Please quote the lines from the one containing "text: (b) (535, 12, 577, 38)" up to and including the one containing "point (840, 217, 848, 225)".

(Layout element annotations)
============

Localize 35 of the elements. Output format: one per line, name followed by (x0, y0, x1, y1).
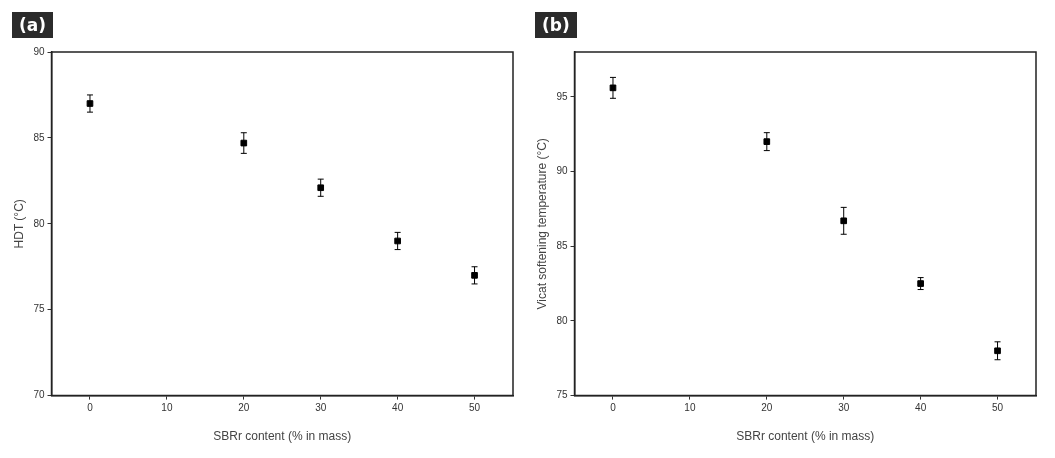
text: (b) (535, 12, 577, 38)
x-tick-label: 40 (392, 402, 404, 414)
x-tick-label: 10 (684, 402, 696, 414)
y-tick-label: 70 (33, 389, 45, 401)
point (471, 272, 478, 279)
y-tick-label: 85 (33, 131, 45, 143)
y-tick-label: 80 (33, 217, 45, 229)
point (240, 139, 248, 147)
y-tick-label: 90 (556, 165, 568, 177)
y-tick-label: 85 (556, 239, 568, 251)
y-tick-label: 80 (556, 314, 568, 326)
x-tick-label: 50 (991, 402, 1004, 414)
x-tick-label: 0 (87, 402, 94, 414)
point (994, 347, 1001, 355)
y-axis-title: Vicat softening temperature (°C) (534, 138, 549, 310)
y-axis-title: HDT (°C) (11, 199, 26, 249)
x-tick-label: 20 (238, 402, 250, 414)
y-tick-label: 95 (556, 90, 568, 102)
point (840, 217, 848, 225)
x-axis-title: SBRr content (% in mass) (213, 429, 352, 444)
x-tick-label: 10 (161, 402, 173, 414)
x-tick-label: 30 (315, 402, 327, 414)
point (763, 138, 771, 145)
x-tick-label: 40 (915, 402, 927, 414)
y-tick-label: 75 (33, 303, 45, 315)
x-tick-label: 50 (468, 402, 481, 414)
y-tick-label: 75 (556, 389, 568, 401)
text: (a) (12, 12, 54, 38)
y-tick-label: 90 (33, 45, 45, 57)
point (917, 280, 924, 287)
x-axis-title: SBRr content (% in mass) (736, 429, 875, 444)
x-tick-label: 20 (761, 402, 773, 414)
x-tick-label: 0 (610, 402, 617, 414)
x-tick-label: 30 (838, 402, 850, 414)
point (317, 184, 325, 192)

============

## Task response
text: (b) (535, 12, 577, 38)
x-tick-label: 40 (392, 402, 404, 414)
x-tick-label: 10 (684, 402, 696, 414)
y-tick-label: 70 (33, 389, 45, 401)
point (471, 272, 478, 279)
y-tick-label: 85 (33, 131, 45, 143)
y-tick-label: 80 (33, 217, 45, 229)
point (240, 139, 248, 147)
y-tick-label: 90 (556, 165, 568, 177)
y-tick-label: 85 (556, 239, 568, 251)
y-tick-label: 80 (556, 314, 568, 326)
x-tick-label: 50 (991, 402, 1004, 414)
x-tick-label: 0 (87, 402, 94, 414)
point (994, 347, 1001, 355)
y-axis-title: Vicat softening temperature (°C) (534, 138, 549, 310)
y-axis-title: HDT (°C) (11, 199, 26, 249)
x-tick-label: 20 (238, 402, 250, 414)
y-tick-label: 95 (556, 90, 568, 102)
point (840, 217, 848, 225)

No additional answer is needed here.